§ **What is being asked**
Read the entries below and pull out each line with the string "临时约法".

=== Extracted information ===

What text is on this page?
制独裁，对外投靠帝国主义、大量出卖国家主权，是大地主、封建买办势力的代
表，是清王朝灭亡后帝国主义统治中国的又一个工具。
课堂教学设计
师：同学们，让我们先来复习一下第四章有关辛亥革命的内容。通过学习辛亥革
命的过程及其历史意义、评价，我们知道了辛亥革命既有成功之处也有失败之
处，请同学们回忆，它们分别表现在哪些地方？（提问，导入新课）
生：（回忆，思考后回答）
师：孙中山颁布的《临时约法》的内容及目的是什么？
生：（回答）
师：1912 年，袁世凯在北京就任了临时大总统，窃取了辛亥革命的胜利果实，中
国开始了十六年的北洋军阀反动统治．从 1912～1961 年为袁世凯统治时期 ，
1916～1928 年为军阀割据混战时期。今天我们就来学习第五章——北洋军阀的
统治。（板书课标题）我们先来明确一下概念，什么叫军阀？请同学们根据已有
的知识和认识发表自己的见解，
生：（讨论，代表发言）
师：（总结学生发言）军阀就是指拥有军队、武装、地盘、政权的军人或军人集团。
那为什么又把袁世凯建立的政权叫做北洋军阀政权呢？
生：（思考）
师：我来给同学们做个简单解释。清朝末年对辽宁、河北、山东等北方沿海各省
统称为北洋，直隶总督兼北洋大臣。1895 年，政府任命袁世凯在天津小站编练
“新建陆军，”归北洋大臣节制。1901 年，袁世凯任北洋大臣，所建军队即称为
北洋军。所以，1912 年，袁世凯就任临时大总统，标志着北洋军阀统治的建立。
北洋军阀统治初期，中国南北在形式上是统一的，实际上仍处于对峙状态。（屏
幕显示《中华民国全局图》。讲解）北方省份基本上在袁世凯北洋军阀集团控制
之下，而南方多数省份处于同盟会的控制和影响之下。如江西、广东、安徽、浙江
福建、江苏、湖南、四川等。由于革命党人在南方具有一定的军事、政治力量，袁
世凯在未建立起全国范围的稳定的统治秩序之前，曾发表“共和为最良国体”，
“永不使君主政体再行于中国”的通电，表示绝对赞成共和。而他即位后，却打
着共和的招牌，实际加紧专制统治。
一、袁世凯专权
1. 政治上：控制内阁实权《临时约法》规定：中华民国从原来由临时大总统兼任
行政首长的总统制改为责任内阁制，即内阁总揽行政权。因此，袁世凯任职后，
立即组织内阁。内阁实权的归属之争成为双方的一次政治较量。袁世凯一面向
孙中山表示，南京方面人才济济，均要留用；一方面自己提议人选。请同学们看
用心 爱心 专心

===

§ **Solution to this exercise**
师：孙中山颁布的《临时约法》的内容及目的是什么？
1. 政治上：控制内阁实权《临时约法》规定：中华民国从原来由临时大总统兼任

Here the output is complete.